→ Task to carry out
What follows is a set of entries. Give them again exactly, without the pictures.

Extracted data entries:
+-------+

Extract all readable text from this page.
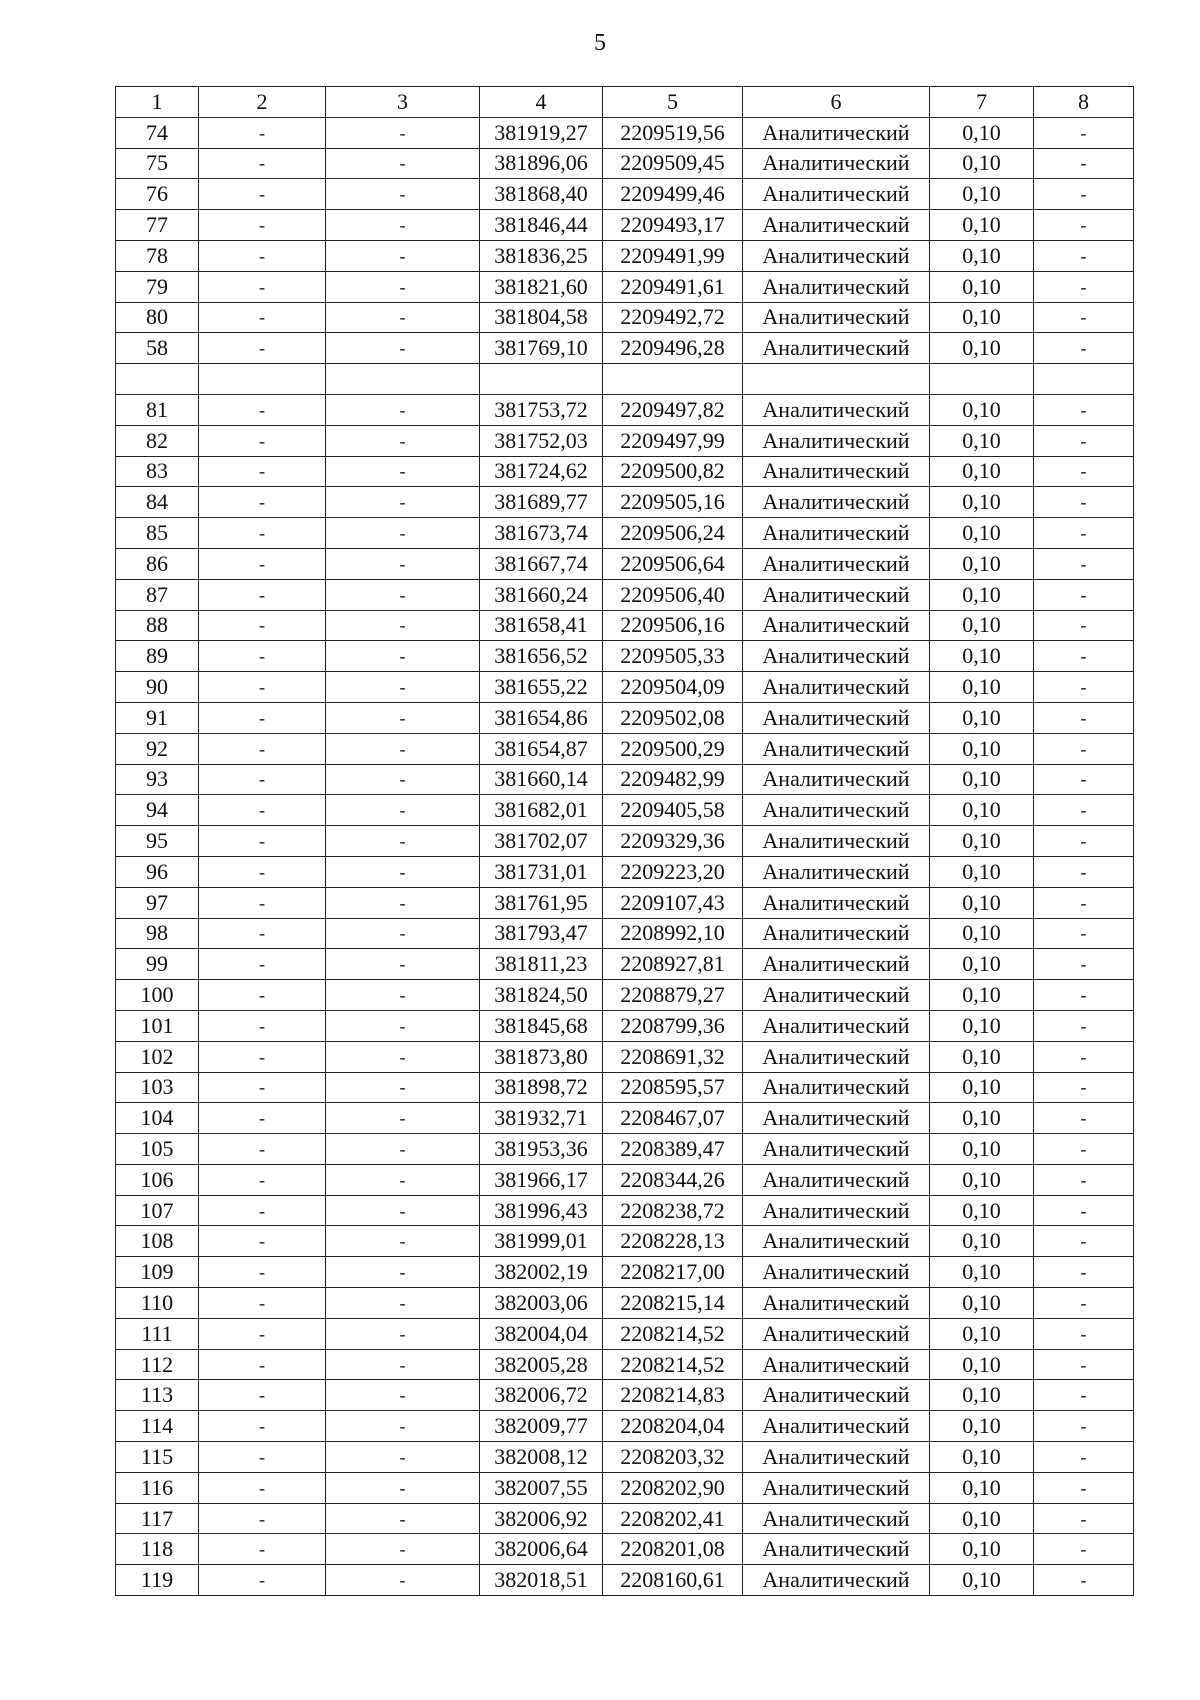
5
1	2	3	4	5	6	7	8
74	-	-	381919,27	2209519,56	Аналитический	0,10	-
75	-	-	381896,06	2209509,45	Аналитический	0,10	-
76	-	-	381868,40	2209499,46	Аналитический	0,10	-
77	-	-	381846,44	2209493,17	Аналитический	0,10	-
78	-	-	381836,25	2209491,99	Аналитический	0,10	-
79	-	-	381821,60	2209491,61	Аналитический	0,10	-
80	-	-	381804,58	2209492,72	Аналитический	0,10	-
58	-	-	381769,10	2209496,28	Аналитический	0,10	-

81	-	-	381753,72	2209497,82	Аналитический	0,10	-
82	-	-	381752,03	2209497,99	Аналитический	0,10	-
83	-	-	381724,62	2209500,82	Аналитический	0,10	-
84	-	-	381689,77	2209505,16	Аналитический	0,10	-
85	-	-	381673,74	2209506,24	Аналитический	0,10	-
86	-	-	381667,74	2209506,64	Аналитический	0,10	-
87	-	-	381660,24	2209506,40	Аналитический	0,10	-
88	-	-	381658,41	2209506,16	Аналитический	0,10	-
89	-	-	381656,52	2209505,33	Аналитический	0,10	-
90	-	-	381655,22	2209504,09	Аналитический	0,10	-
91	-	-	381654,86	2209502,08	Аналитический	0,10	-
92	-	-	381654,87	2209500,29	Аналитический	0,10	-
93	-	-	381660,14	2209482,99	Аналитический	0,10	-
94	-	-	381682,01	2209405,58	Аналитический	0,10	-
95	-	-	381702,07	2209329,36	Аналитический	0,10	-
96	-	-	381731,01	2209223,20	Аналитический	0,10	-
97	-	-	381761,95	2209107,43	Аналитический	0,10	-
98	-	-	381793,47	2208992,10	Аналитический	0,10	-
99	-	-	381811,23	2208927,81	Аналитический	0,10	-
100	-	-	381824,50	2208879,27	Аналитический	0,10	-
101	-	-	381845,68	2208799,36	Аналитический	0,10	-
102	-	-	381873,80	2208691,32	Аналитический	0,10	-
103	-	-	381898,72	2208595,57	Аналитический	0,10	-
104	-	-	381932,71	2208467,07	Аналитический	0,10	-
105	-	-	381953,36	2208389,47	Аналитический	0,10	-
106	-	-	381966,17	2208344,26	Аналитический	0,10	-
107	-	-	381996,43	2208238,72	Аналитический	0,10	-
108	-	-	381999,01	2208228,13	Аналитический	0,10	-
109	-	-	382002,19	2208217,00	Аналитический	0,10	-
110	-	-	382003,06	2208215,14	Аналитический	0,10	-
111	-	-	382004,04	2208214,52	Аналитический	0,10	-
112	-	-	382005,28	2208214,52	Аналитический	0,10	-
113	-	-	382006,72	2208214,83	Аналитический	0,10	-
114	-	-	382009,77	2208204,04	Аналитический	0,10	-
115	-	-	382008,12	2208203,32	Аналитический	0,10	-
116	-	-	382007,55	2208202,90	Аналитический	0,10	-
117	-	-	382006,92	2208202,41	Аналитический	0,10	-
118	-	-	382006,64	2208201,08	Аналитический	0,10	-
119	-	-	382018,51	2208160,61	Аналитический	0,10	-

+-------+

→ Solution to this problem
Extract all readable text from this page.
5
1	2	3	4	5	6	7	8
74	-	-	381919,27	2209519,56	Аналитический	0,10	-
75	-	-	381896,06	2209509,45	Аналитический	0,10	-
76	-	-	381868,40	2209499,46	Аналитический	0,10	-
77	-	-	381846,44	2209493,17	Аналитический	0,10	-
78	-	-	381836,25	2209491,99	Аналитический	0,10	-
79	-	-	381821,60	2209491,61	Аналитический	0,10	-
80	-	-	381804,58	2209492,72	Аналитический	0,10	-
58	-	-	381769,10	2209496,28	Аналитический	0,10	-

81	-	-	381753,72	2209497,82	Аналитический	0,10	-
82	-	-	381752,03	2209497,99	Аналитический	0,10	-
83	-	-	381724,62	2209500,82	Аналитический	0,10	-
84	-	-	381689,77	2209505,16	Аналитический	0,10	-
85	-	-	381673,74	2209506,24	Аналитический	0,10	-
86	-	-	381667,74	2209506,64	Аналитический	0,10	-
87	-	-	381660,24	2209506,40	Аналитический	0,10	-
88	-	-	381658,41	2209506,16	Аналитический	0,10	-
89	-	-	381656,52	2209505,33	Аналитический	0,10	-
90	-	-	381655,22	2209504,09	Аналитический	0,10	-
91	-	-	381654,86	2209502,08	Аналитический	0,10	-
92	-	-	381654,87	2209500,29	Аналитический	0,10	-
93	-	-	381660,14	2209482,99	Аналитический	0,10	-
94	-	-	381682,01	2209405,58	Аналитический	0,10	-
95	-	-	381702,07	2209329,36	Аналитический	0,10	-
96	-	-	381731,01	2209223,20	Аналитический	0,10	-
97	-	-	381761,95	2209107,43	Аналитический	0,10	-
98	-	-	381793,47	2208992,10	Аналитический	0,10	-
99	-	-	381811,23	2208927,81	Аналитический	0,10	-
100	-	-	381824,50	2208879,27	Аналитический	0,10	-
101	-	-	381845,68	2208799,36	Аналитический	0,10	-
102	-	-	381873,80	2208691,32	Аналитический	0,10	-
103	-	-	381898,72	2208595,57	Аналитический	0,10	-
104	-	-	381932,71	2208467,07	Аналитический	0,10	-
105	-	-	381953,36	2208389,47	Аналитический	0,10	-
106	-	-	381966,17	2208344,26	Аналитический	0,10	-
107	-	-	381996,43	2208238,72	Аналитический	0,10	-
108	-	-	381999,01	2208228,13	Аналитический	0,10	-
109	-	-	382002,19	2208217,00	Аналитический	0,10	-
110	-	-	382003,06	2208215,14	Аналитический	0,10	-
111	-	-	382004,04	2208214,52	Аналитический	0,10	-
112	-	-	382005,28	2208214,52	Аналитический	0,10	-
113	-	-	382006,72	2208214,83	Аналитический	0,10	-
114	-	-	382009,77	2208204,04	Аналитический	0,10	-
115	-	-	382008,12	2208203,32	Аналитический	0,10	-
116	-	-	382007,55	2208202,90	Аналитический	0,10	-
117	-	-	382006,92	2208202,41	Аналитический	0,10	-
118	-	-	382006,64	2208201,08	Аналитический	0,10	-
119	-	-	382018,51	2208160,61	Аналитический	0,10	-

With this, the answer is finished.